EXTRACT:
-=-=-

Design System Metrics: How to Measure the Value of Design System
Design teams understand the value of a design system. But creating and maintaining a design system can be time-consuming and costly—meaning you’re less likely to get buy-in from management and stakeholders without presenting metrics proving a design system’s value.
But how do designers quantify design system metrics to:
- Get buy-in from management for resources
- Encourage designers, product, engineering teams, and other stakeholders to adopt the organization’s design system and governance procedures
We’re going to explore the benefits of a design system and how you can measure its impact with meaningful metrics to present to management, teams, and stakeholders.
Bring your UI components from your design system library and build prototypes with them, so you can bridge the gap between design and development. Request access to UXPin Merge.
Two Main Benefits of Design System
There are two primary design system benefits:
A design system is crucial to avoid usability issues and maintain brand consistency. Every designer is different, and so are their design decisions. If teams can create new elements and components at will, each iteration will look different across teams and departments.
A design system ensures that every team member uses the same elements and components to maintain consistent aesthetics and functionality.
This consistency streamlines usability testing and creates a better overall user experience.
Design systems also increase efficiency. Instead of building elements and components from scratch, designers can pull what they need from the organization’s design system and start building interfaces immediately.
Design teams can minimize errors and increase productivity with consistency and efficiency, ultimately translating to a higher ROI and profits.
But, how do you gather accurate design system metrics to measure this success?
How to Measure a Design System’s Success?
There are two reasons why you need to measure a design system:
- Adopting a new design system – management and stakeholders usually want to determine the feasibility and benefits
- After significant changes or updates to a design system – management and stakeholders want to learn how the changes impact cost, efficiency, usability, accessibility, workflows, and design handoff.
Creating Measurable KPIs
In an informative white paper from Devbridge, Christopher Wilkinson outlines how to “Set clear KPIs to determine the efficacy and adoption of the design system within the organization.”
Christopher highlights three key metrics to measure:
- Team efficiencies – measure how long it takes teams to build a new product using the organization’s design system
- Speed to market – measure how long it takes teams to build and test prototypes
- Effect on code – measure how much code developers change with each release
You should first measure these metrics without a design system to get a baseline and then with a design system to measure its impact.

-=-=-

SUPPLIED MATERIAL:

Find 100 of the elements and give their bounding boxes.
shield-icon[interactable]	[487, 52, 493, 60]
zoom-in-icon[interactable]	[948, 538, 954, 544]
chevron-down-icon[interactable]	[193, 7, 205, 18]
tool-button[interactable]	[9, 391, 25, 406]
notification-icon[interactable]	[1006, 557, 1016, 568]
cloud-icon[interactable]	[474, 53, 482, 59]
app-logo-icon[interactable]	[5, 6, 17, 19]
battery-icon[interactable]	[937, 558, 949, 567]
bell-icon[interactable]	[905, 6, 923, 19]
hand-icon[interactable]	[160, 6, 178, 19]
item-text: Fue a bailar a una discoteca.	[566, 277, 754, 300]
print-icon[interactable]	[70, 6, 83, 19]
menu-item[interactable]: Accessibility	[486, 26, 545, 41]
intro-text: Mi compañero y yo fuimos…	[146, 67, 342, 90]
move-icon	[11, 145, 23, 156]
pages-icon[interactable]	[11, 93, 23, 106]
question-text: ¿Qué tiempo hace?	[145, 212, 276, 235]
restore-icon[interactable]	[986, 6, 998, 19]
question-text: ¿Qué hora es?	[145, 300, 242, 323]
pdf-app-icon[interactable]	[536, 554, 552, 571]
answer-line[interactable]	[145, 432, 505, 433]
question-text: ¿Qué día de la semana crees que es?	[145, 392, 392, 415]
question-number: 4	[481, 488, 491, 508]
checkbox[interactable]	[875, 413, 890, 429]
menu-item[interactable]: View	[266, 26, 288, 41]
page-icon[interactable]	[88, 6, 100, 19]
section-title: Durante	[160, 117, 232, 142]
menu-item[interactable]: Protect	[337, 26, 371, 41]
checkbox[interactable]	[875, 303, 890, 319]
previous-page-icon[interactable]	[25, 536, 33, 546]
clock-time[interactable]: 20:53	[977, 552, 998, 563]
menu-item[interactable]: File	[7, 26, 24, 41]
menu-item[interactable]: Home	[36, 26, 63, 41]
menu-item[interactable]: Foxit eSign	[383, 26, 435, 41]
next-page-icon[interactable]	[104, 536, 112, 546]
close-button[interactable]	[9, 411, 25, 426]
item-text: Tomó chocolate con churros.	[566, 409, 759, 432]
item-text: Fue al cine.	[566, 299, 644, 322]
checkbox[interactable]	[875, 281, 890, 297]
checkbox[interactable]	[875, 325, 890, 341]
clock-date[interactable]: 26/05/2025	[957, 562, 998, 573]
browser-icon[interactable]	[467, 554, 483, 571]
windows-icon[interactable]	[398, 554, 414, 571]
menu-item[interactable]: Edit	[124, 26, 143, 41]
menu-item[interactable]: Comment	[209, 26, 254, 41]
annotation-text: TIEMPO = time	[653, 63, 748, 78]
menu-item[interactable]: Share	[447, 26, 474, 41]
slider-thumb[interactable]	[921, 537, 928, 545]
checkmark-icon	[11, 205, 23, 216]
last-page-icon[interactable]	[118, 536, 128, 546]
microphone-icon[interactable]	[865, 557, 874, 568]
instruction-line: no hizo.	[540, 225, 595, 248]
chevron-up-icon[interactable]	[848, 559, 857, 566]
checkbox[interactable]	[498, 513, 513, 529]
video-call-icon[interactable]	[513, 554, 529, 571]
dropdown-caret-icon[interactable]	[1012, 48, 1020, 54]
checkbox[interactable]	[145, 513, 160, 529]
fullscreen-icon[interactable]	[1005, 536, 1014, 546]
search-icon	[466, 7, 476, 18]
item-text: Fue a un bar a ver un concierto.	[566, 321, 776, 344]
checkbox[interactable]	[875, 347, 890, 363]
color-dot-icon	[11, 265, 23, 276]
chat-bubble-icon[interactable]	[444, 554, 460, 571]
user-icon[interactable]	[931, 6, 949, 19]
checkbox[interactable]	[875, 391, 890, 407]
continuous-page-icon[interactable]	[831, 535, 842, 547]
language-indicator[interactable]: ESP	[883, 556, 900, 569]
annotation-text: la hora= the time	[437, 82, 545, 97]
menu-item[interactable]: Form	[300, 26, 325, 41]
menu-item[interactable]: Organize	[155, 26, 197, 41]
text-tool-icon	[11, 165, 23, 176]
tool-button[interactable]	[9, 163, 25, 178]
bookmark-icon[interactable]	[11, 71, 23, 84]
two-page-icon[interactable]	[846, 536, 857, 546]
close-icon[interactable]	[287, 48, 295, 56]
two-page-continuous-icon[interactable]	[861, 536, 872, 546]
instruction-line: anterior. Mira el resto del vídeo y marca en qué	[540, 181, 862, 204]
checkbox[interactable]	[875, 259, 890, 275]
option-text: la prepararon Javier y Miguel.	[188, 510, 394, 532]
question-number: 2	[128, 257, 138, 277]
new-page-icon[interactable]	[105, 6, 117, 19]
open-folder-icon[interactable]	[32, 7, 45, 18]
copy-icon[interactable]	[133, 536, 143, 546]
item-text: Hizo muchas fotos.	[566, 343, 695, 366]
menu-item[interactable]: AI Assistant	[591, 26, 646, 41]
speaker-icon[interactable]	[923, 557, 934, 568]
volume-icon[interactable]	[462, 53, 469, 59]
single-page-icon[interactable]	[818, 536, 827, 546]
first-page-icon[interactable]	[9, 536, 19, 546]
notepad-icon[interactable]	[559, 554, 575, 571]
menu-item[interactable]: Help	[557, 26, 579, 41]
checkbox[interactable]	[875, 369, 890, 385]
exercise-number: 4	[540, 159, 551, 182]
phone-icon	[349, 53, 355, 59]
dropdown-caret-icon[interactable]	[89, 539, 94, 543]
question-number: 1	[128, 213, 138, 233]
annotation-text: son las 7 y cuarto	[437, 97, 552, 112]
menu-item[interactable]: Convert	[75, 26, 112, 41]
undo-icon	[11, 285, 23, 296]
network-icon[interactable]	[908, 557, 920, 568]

-=-=-

APPLY WHAT YOU READ:
a: According to the design system metrics text, which three key metrics does Christopher Wilkinson highlight?
b: Continue the article on design system metrics from its last sentence.

SOLVED PROBLEMS:
a: Team efficiencies, speed to market, and effect on code.

b:
With these three metrics, you can determine the following:
- The efficacy of your design system
- Prototype consistency for new products and user interfaces
- How the design system impacts workflows
- Whether the design system reduces error rates and usability issues
- How the design system improves accessibility
- How the design system affects handoffs
- Whether or not the design system reduces code with each release
- The impact a design system has on quality assurance
You can present your findings to management and stakeholders in quantifiable data that measure the success of your design system.
How to Prove a Design System’s Value?
In a detailed and informative article, Jack Reinelt from Somo outlines a 3-step process for proving a design system’s value.
- Define – understand the context, objectives, KPIs, and stakeholders
- Measure – use quantitative and qualitative research and data
- Communicate – understand and present the data that’s most important to stakeholders
Step 1. Define
There are four elements you must define before you can measure a design system’s value:
- Context: what drives the need for a design system, and what value will it bring to the organization?
- Objectives: what are the design system’s objectives, how does this align with the organization’s mission, and how will you make the design system accessible to all teams?
- KPIs: define how you will measure the success of the design system (read the Creating Measurable KPIs section above for ideas).
- Stakeholders: understand the goals of your stakeholders so you know what metrics matter most to them. Recognize that the CEO, CFO, and CTO all have different priorities. Your goal is to present the data that matters most to each stakeholder.
Step 2. Measure
You can measure a design system’s value in two ways:
- Quantitative: includes coverage across the organization, user research, business value. Make sure you get a baseline to measure the success of your design system implementation. Jack Reinelt also recommends re-running data every six months to track the design system’s performance.
- Qualitative: management and stakeholders also want to understand how the design system impacts teams. Feedback from various departments can complement the quantitative data.
To quantify the efficiency and value, you need to compare a baseline (your current design method) vs. the impact of a design system.
Here are some metrics you want to collect and compare for your quantitative data:
- Average time to design a single component
- Average hourly design cost
- Number of designers using the design system
- Hours per month spent designing new components per designer
- Design hours per month
- Monthly cost
Present both the estimated monthly and yearly costs.
Step 3. Communicate
Communicating your findings and the design system’s value is critical to get buy-in for resources and organization-wide implementation. You must prove that the design system produces business value—how does it save time and money?
Remember to present your feedback so that every department head can see how the design system will benefit their teams. For example, the CFO might be more interested in saving time and money, while the CTO wants to know the design system’s impact on speed to market and reducing lines of code.
Ensure you have a system to track the design system’s performance for periodic updates to management and stakeholders—usually bi-annually or quarterly.
You can also provide details about your design system’s roadmap, how you plan to maximize value over time, and the resources you’ll need to implement new tools and procedures.
How to Maximize Your Design System’s Value
Implementing a design system is just the first step. With your design system in place, you need to look for ways to maximize its value.
1. Adopt Tools to Maximize Value
One challenge many organizations experience is how to manage a single source of truth for designers, developers, and product designers? How do you minimize manual processes keep tools and design systems synced?
PayPal solved this single source of truth challenge by switching from a traditional design approach to UXPin Merge and syncing their Microsoft Fluent Design System with a Github repo—the catalyst for PayPal’s DesignOps.
UXPin Merge lets you sync code components with our design editor, so designers, product teams, and developers all work with exactly the same components. Designers and product teams use these components to build interfaces as they would with any other design system.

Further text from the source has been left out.